TASK DIRECTIONS: Each entry should be quoted word for word, including every mark of punctuation.

-- START PROVIDED RECORDS --

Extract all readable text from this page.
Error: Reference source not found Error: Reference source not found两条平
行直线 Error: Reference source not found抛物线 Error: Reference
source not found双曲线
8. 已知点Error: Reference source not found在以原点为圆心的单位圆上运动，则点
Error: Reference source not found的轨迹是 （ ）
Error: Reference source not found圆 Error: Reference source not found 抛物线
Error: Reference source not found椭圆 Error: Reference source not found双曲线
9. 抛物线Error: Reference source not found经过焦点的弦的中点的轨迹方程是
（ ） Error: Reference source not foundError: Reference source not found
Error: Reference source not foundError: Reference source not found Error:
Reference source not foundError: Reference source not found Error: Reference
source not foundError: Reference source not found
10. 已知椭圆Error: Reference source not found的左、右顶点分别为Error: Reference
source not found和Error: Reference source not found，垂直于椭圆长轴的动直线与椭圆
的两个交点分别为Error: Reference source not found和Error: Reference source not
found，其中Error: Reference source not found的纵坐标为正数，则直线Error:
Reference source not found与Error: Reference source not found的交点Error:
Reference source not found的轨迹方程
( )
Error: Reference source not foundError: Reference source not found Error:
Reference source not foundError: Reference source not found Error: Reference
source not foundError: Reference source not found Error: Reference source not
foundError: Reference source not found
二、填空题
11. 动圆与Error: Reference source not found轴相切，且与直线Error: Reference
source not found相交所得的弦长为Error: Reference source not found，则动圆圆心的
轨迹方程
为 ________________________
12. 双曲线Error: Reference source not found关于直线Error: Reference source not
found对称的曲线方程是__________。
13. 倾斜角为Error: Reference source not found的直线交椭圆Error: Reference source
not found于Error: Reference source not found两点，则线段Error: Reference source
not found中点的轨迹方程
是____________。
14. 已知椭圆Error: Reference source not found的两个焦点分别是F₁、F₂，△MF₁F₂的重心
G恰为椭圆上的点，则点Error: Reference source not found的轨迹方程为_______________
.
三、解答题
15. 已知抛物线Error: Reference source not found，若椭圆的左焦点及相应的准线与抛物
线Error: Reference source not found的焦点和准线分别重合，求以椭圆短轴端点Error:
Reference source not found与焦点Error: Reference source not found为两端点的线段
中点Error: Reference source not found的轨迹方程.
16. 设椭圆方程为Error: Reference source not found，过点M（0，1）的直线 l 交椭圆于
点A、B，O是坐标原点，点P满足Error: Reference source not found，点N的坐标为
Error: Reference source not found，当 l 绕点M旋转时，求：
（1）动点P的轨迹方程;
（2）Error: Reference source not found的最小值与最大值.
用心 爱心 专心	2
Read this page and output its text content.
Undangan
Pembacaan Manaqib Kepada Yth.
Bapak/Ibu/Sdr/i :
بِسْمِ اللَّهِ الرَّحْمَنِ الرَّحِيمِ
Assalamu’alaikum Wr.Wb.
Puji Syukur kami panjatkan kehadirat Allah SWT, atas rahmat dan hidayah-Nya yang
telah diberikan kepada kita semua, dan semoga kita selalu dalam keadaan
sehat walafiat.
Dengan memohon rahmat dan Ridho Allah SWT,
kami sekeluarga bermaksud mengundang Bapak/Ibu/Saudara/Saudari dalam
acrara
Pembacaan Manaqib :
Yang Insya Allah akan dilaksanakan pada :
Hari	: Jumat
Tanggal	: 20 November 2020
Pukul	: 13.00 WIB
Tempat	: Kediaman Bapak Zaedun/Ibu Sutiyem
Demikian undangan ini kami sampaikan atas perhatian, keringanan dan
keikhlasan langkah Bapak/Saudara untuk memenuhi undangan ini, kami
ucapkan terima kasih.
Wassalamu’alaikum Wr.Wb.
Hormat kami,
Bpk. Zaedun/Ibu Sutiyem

-- END PROVIDED RECORDS --

RIGHT ANSWER:
Extract all readable text from this page.
Error: Reference source not found Error: Reference source not found两条平
行直线 Error: Reference source not found抛物线 Error: Reference
source not found双曲线
8. 已知点Error: Reference source not found在以原点为圆心的单位圆上运动，则点
Error: Reference source not found的轨迹是 （ ）
Error: Reference source not found圆 Error: Reference source not found 抛物线
Error: Reference source not found椭圆 Error: Reference source not found双曲线
9. 抛物线Error: Reference source not found经过焦点的弦的中点的轨迹方程是
（ ） Error: Reference source not foundError: Reference source not found
Error: Reference source not foundError: Reference source not found Error:
Reference source not foundError: Reference source not found Error: Reference
source not foundError: Reference source not found
10. 已知椭圆Error: Reference source not found的左、右顶点分别为Error: Reference
source not found和Error: Reference source not found，垂直于椭圆长轴的动直线与椭圆
的两个交点分别为Error: Reference source not found和Error: Reference source not
found，其中Error: Reference source not found的纵坐标为正数，则直线Error:
Reference source not found与Error: Reference source not found的交点Error:
Reference source not found的轨迹方程
( )
Error: Reference source not foundError: Reference source not found Error:
Reference source not foundError: Reference source not found Error: Reference
source not foundError: Reference source not found Error: Reference source not
foundError: Reference source not found
二、填空题
11. 动圆与Error: Reference source not found轴相切，且与直线Error: Reference
source not found相交所得的弦长为Error: Reference source not found，则动圆圆心的
轨迹方程
为 ________________________
12. 双曲线Error: Reference source not found关于直线Error: Reference source not
found对称的曲线方程是__________。
13. 倾斜角为Error: Reference source not found的直线交椭圆Error: Reference source
not found于Error: Reference source not found两点，则线段Error: Reference source
not found中点的轨迹方程
是____________。
14. 已知椭圆Error: Reference source not found的两个焦点分别是F₁、F₂，△MF₁F₂的重心
G恰为椭圆上的点，则点Error: Reference source not found的轨迹方程为_______________
.
三、解答题
15. 已知抛物线Error: Reference source not found，若椭圆的左焦点及相应的准线与抛物
线Error: Reference source not found的焦点和准线分别重合，求以椭圆短轴端点Error:
Reference source not found与焦点Error: Reference source not found为两端点的线段
中点Error: Reference source not found的轨迹方程.
16. 设椭圆方程为Error: Reference source not found，过点M（0，1）的直线 l 交椭圆于
点A、B，O是坐标原点，点P满足Error: Reference source not found，点N的坐标为
Error: Reference source not found，当 l 绕点M旋转时，求：
（1）动点P的轨迹方程;
（2）Error: Reference source not found的最小值与最大值.
用心 爱心 专心	2
Read this page and output its text content.
Undangan
Pembacaan Manaqib Kepada Yth.
Bapak/Ibu/Sdr/i :
بِسْمِ اللَّهِ الرَّحْمَنِ الرَّحِيمِ
Assalamu’alaikum Wr.Wb.
Puji Syukur kami panjatkan kehadirat Allah SWT, atas rahmat dan hidayah-Nya yang
telah diberikan kepada kita semua, dan semoga kita selalu dalam keadaan
sehat walafiat.
Dengan memohon rahmat dan Ridho Allah SWT,
kami sekeluarga bermaksud mengundang Bapak/Ibu/Saudara/Saudari dalam
acrara
Pembacaan Manaqib :
Yang Insya Allah akan dilaksanakan pada :
Hari	: Jumat
Tanggal	: 20 November 2020
Pukul	: 13.00 WIB
Tempat	: Kediaman Bapak Zaedun/Ibu Sutiyem
Demikian undangan ini kami sampaikan atas perhatian, keringanan dan
keikhlasan langkah Bapak/Saudara untuk memenuhi undangan ini, kami
ucapkan terima kasih.
Wassalamu’alaikum Wr.Wb.
Hormat kami,
Bpk. Zaedun/Ibu Sutiyem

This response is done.